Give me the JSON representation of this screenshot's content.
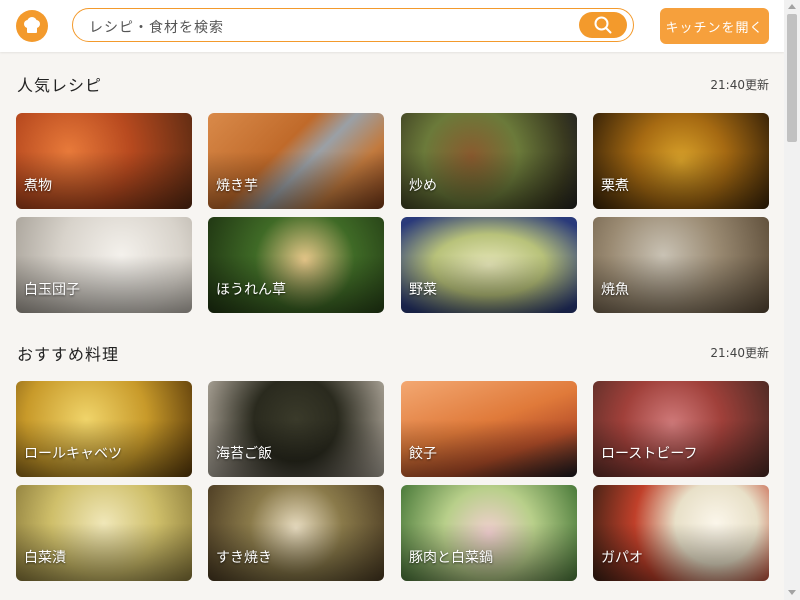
{
  "header": {
    "search_placeholder": "レシピ・食材を検索",
    "cta_label": "キッチンを開く"
  },
  "sections": [
    {
      "title": "人気レシピ",
      "time": "21:40更新",
      "cards": [
        {
          "label": "煮物"
        },
        {
          "label": "焼き芋"
        },
        {
          "label": "炒め"
        },
        {
          "label": "栗煮"
        },
        {
          "label": "白玉団子"
        },
        {
          "label": "ほうれん草"
        },
        {
          "label": "野菜"
        },
        {
          "label": "焼魚"
        }
      ]
    },
    {
      "title": "おすすめ料理",
      "time": "21:40更新",
      "cards": [
        {
          "label": "ロールキャベツ"
        },
        {
          "label": "海苔ご飯"
        },
        {
          "label": "餃子"
        },
        {
          "label": "ローストビーフ"
        },
        {
          "label": "白菜漬"
        },
        {
          "label": "すき焼き"
        },
        {
          "label": "豚肉と白菜鍋"
        },
        {
          "label": "ガパオ"
        }
      ]
    }
  ]
}
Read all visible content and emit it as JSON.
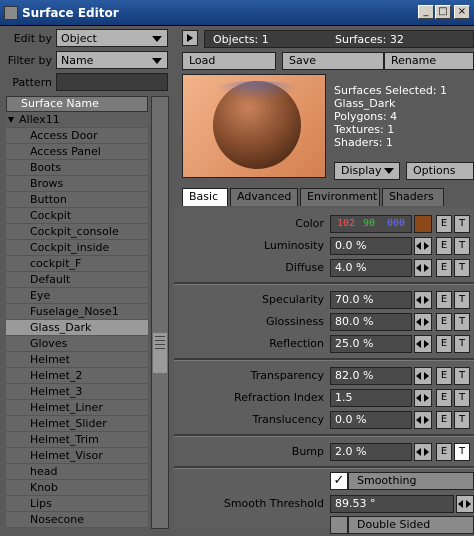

**What is asked:**
Copy each line in full and exactly, omitting any picture.

**Response to this exercise:**
Give me the JSON representation of this screenshot's content.
{
  "header": {
    "search_placeholder": "レシピ・食材を検索",
    "cta_label": "キッチンを開く"
  },
  "sections": [
    {
      "title": "人気レシピ",
      "time": "21:40更新",
      "cards": [
        {
          "label": "煮物"
        },
        {
          "label": "焼き芋"
        },
        {
          "label": "炒め"
        },
        {
          "label": "栗煮"
        },
        {
          "label": "白玉団子"
        },
        {
          "label": "ほうれん草"
        },
        {
          "label": "野菜"
        },
        {
          "label": "焼魚"
        }
      ]
    },
    {
      "title": "おすすめ料理",
      "time": "21:40更新",
      "cards": [
        {
          "label": "ロールキャベツ"
        },
        {
          "label": "海苔ご飯"
        },
        {
          "label": "餃子"
        },
        {
          "label": "ローストビーフ"
        },
        {
          "label": "白菜漬"
        },
        {
          "label": "すき焼き"
        },
        {
          "label": "豚肉と白菜鍋"
        },
        {
          "label": "ガパオ"
        }
      ]
    }
  ]
}
Read all visible content and emit it as JSON.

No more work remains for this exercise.